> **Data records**
--------
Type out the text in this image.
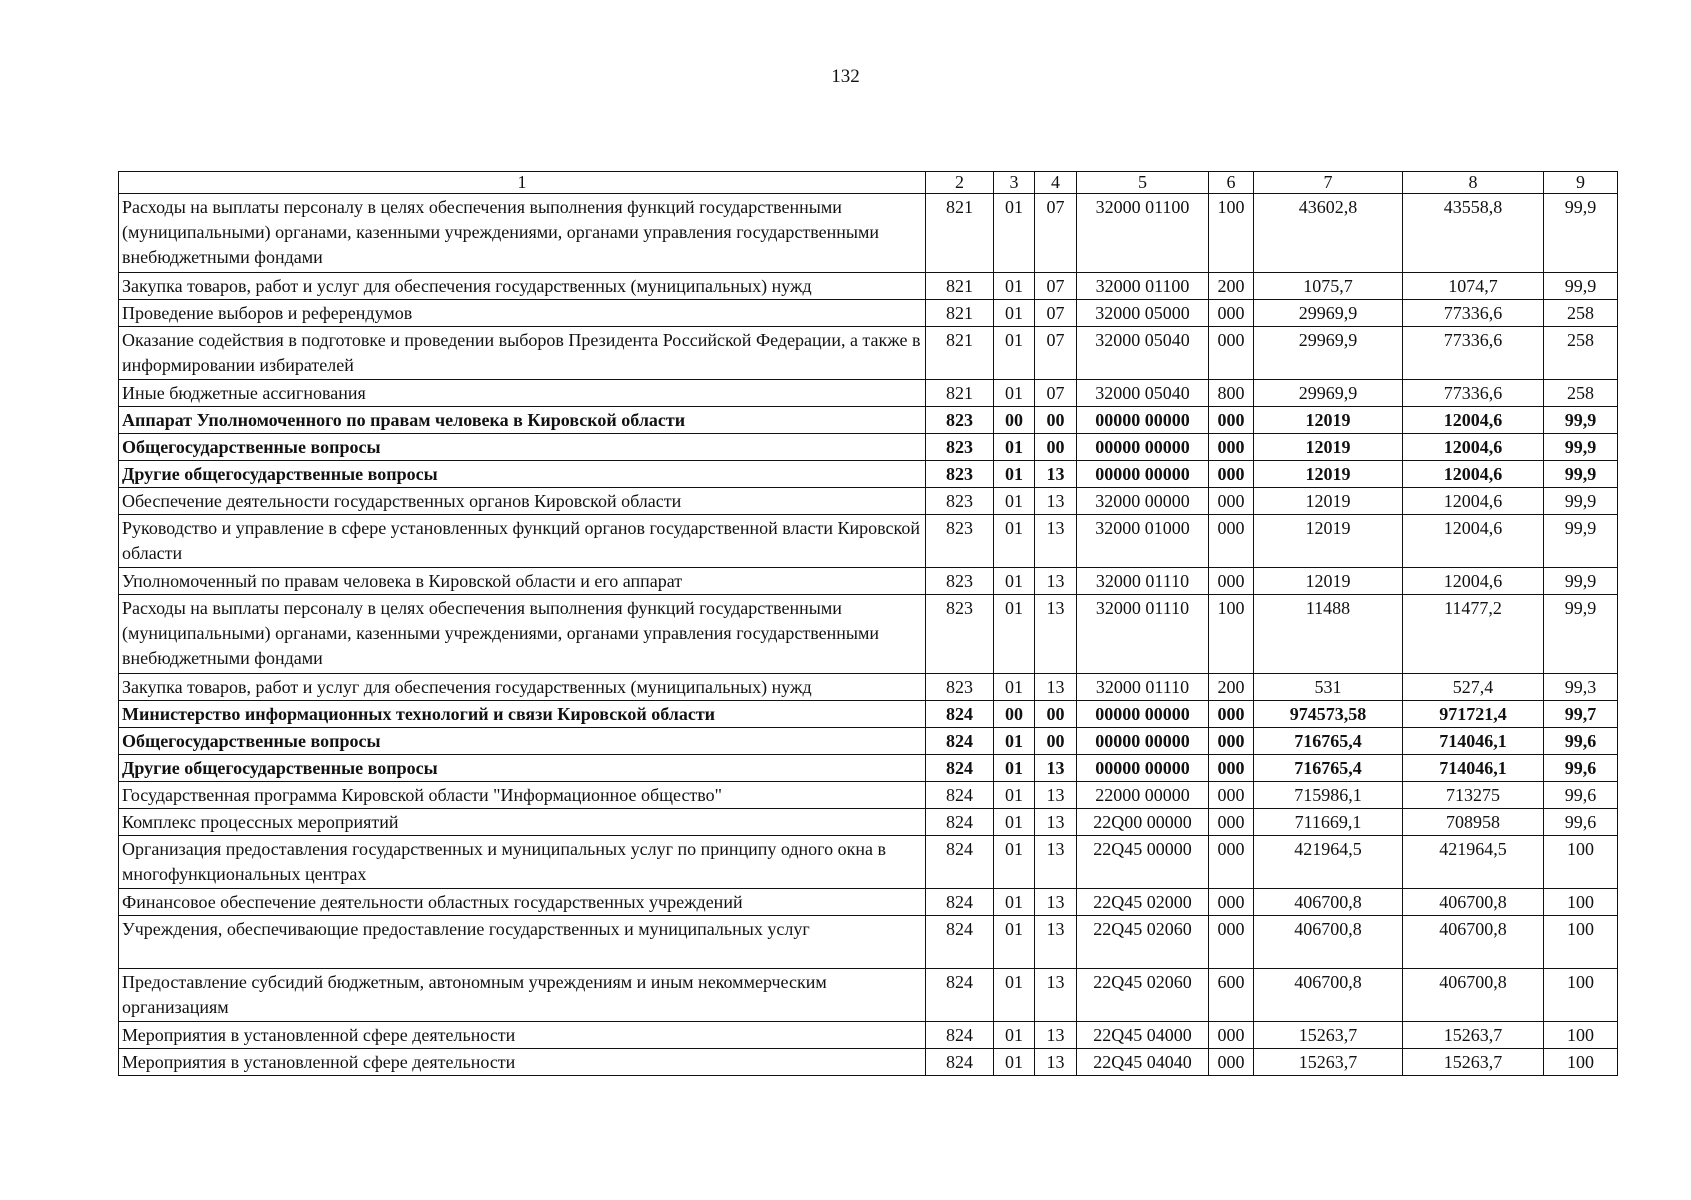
132
1	2	3	4	5	6	7	8	9
Расходы на выплаты персоналу в целях обеспечения выполнения функций государственными (муниципальными) органами, казенными учреждениями, органами управления государственными внебюджетными фондами	821	01	07	32000 01100	100	43602,8	43558,8	99,9
Закупка товаров, работ и услуг для обеспечения государственных (муниципальных) нужд	821	01	07	32000 01100	200	1075,7	1074,7	99,9
Проведение выборов и референдумов	821	01	07	32000 05000	000	29969,9	77336,6	258
Оказание содействия в подготовке и проведении выборов Президента Российской Федерации, а также в информировании избирателей	821	01	07	32000 05040	000	29969,9	77336,6	258
Иные бюджетные ассигнования	821	01	07	32000 05040	800	29969,9	77336,6	258
Аппарат Уполномоченного по правам человека в Кировской области	823	00	00	00000 00000	000	12019	12004,6	99,9
Общегосударственные вопросы	823	01	00	00000 00000	000	12019	12004,6	99,9
Другие общегосударственные вопросы	823	01	13	00000 00000	000	12019	12004,6	99,9
Обеспечение деятельности государственных органов Кировской области	823	01	13	32000 00000	000	12019	12004,6	99,9
Руководство и управление в сфере установленных функций органов государственной власти Кировской области	823	01	13	32000 01000	000	12019	12004,6	99,9
Уполномоченный по правам человека в Кировской области и его аппарат	823	01	13	32000 01110	000	12019	12004,6	99,9
Расходы на выплаты персоналу в целях обеспечения выполнения функций государственными (муниципальными) органами, казенными учреждениями, органами управления государственными внебюджетными фондами	823	01	13	32000 01110	100	11488	11477,2	99,9
Закупка товаров, работ и услуг для обеспечения государственных (муниципальных) нужд	823	01	13	32000 01110	200	531	527,4	99,3
Министерство информационных технологий и связи Кировской области	824	00	00	00000 00000	000	974573,58	971721,4	99,7
Общегосударственные вопросы	824	01	00	00000 00000	000	716765,4	714046,1	99,6
Другие общегосударственные вопросы	824	01	13	00000 00000	000	716765,4	714046,1	99,6
Государственная программа Кировской области "Информационное общество"	824	01	13	22000 00000	000	715986,1	713275	99,6
Комплекс процессных мероприятий	824	01	13	22Q00 00000	000	711669,1	708958	99,6
Организация предоставления государственных и муниципальных услуг по принципу одного окна в многофункциональных центрах	824	01	13	22Q45 00000	000	421964,5	421964,5	100
Финансовое обеспечение деятельности областных государственных учреждений	824	01	13	22Q45 02000	000	406700,8	406700,8	100
Учреждения, обеспечивающие предоставление государственных и муниципальных услуг	824	01	13	22Q45 02060	000	406700,8	406700,8	100
Предоставление субсидий бюджетным, автономным учреждениям и иным некоммерческим организациям	824	01	13	22Q45 02060	600	406700,8	406700,8	100
Мероприятия в установленной сфере деятельности	824	01	13	22Q45 04000	000	15263,7	15263,7	100
Мероприятия в установленной сфере деятельности	824	01	13	22Q45 04040	000	15263,7	15263,7	100
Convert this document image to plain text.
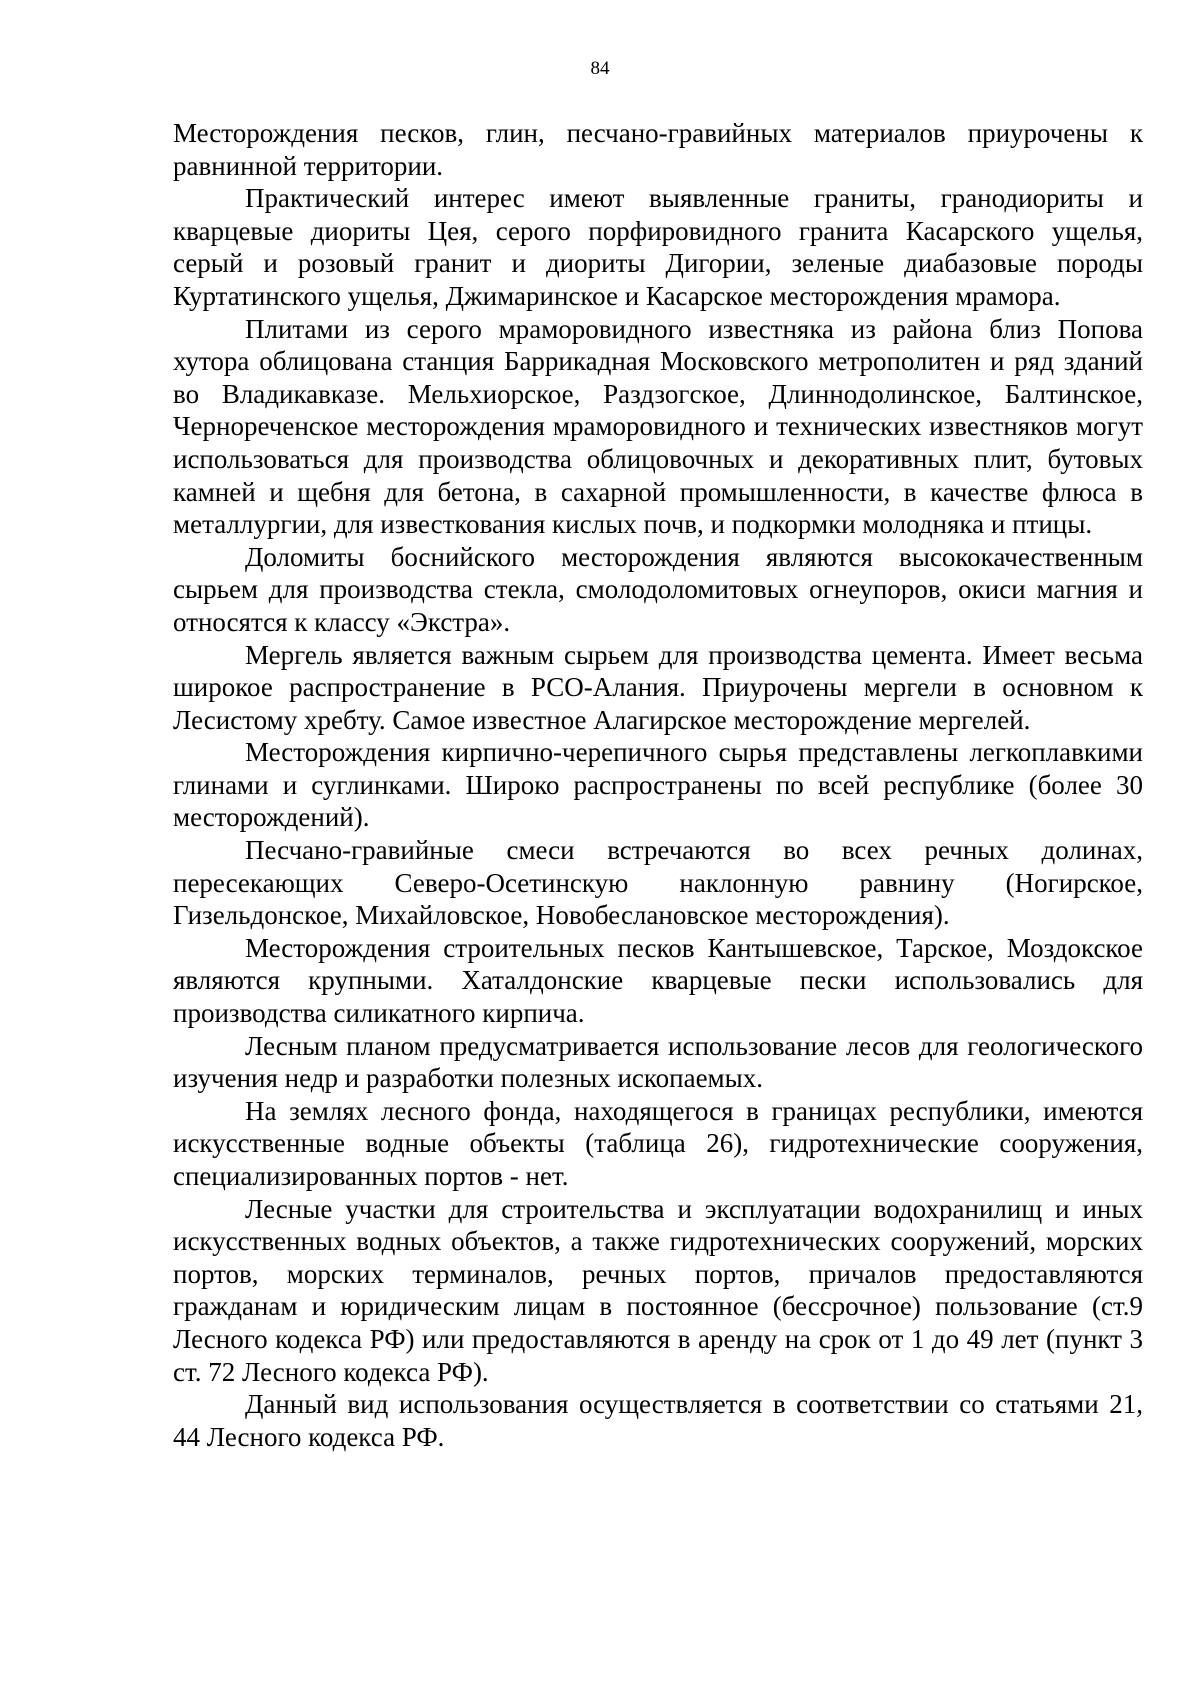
84

Месторождения песков, глин, песчано-гравийных материалов приурочены к равнинной территории.

Практический интерес имеют выявленные граниты, гранодиориты и кварцевые диориты Цея, серого порфировидного гранита Касарского ущелья, серый и розовый гранит и диориты Дигории, зеленые диабазовые породы Куртатинского ущелья, Джимаринское и Касарское месторождения мрамора.

Плитами из серого мраморовидного известняка из района близ Попова хутора облицована станция Баррикадная Московского метрополитен и ряд зданий во Владикавказе. Мельхиорское, Раздзогское, Длиннодолинское, Балтинское, Чернореченское месторождения мраморовидного и технических известняков могут использоваться для производства облицовочных и декоративных плит, бутовых камней и щебня для бетона, в сахарной промышленности, в качестве флюса в металлургии, для известкования кислых почв, и подкормки молодняка и птицы.

Доломиты боснийского месторождения являются высококачественным сырьем для производства стекла, смолодоломитовых огнеупоров, окиси магния и относятся к классу «Экстра».

Мергель является важным сырьем для производства цемента. Имеет весьма широкое распространение в РСО-Алания. Приурочены мергели в основном к Лесистому хребту. Самое известное Алагирское месторождение мергелей.

Месторождения кирпично-черепичного сырья представлены легкоплавкими глинами и суглинками. Широко распространены по всей республике (более 30 месторождений).

Песчано-гравийные смеси встречаются во всех речных долинах, пересекающих Северо-Осетинскую наклонную равнину (Ногирское, Гизельдонское, Михайловское, Новобеслановское месторождения).

Месторождения строительных песков Кантышевское, Тарское, Моздокское являются крупными. Хаталдонские кварцевые пески использовались для производства силикатного кирпича.

Лесным планом предусматривается использование лесов для геологического изучения недр и разработки полезных ископаемых.

На землях лесного фонда, находящегося в границах республики, имеются искусственные водные объекты (таблица 26), гидротехнические сооружения, специализированных портов - нет.

Лесные участки для строительства и эксплуатации водохранилищ и иных искусственных водных объектов, а также гидротехнических сооружений, морских портов, морских терминалов, речных портов, причалов предоставляются гражданам и юридическим лицам в постоянное (бессрочное) пользование (ст.9 Лесного кодекса РФ) или предоставляются в аренду на срок от 1 до 49 лет (пункт 3 ст. 72 Лесного кодекса РФ).

Данный вид использования осуществляется в соответствии со статьями 21, 44 Лесного кодекса РФ.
--------
> **Aim of the task**
List the lines of the material in which the word "установленной" occurs.

> **Correct response**
Мероприятия в установленной сфере деятельности	824	01	13	22Q45 04000	000	15263,7	15263,7	100
Мероприятия в установленной сфере деятельности	824	01	13	22Q45 04040	000	15263,7	15263,7	100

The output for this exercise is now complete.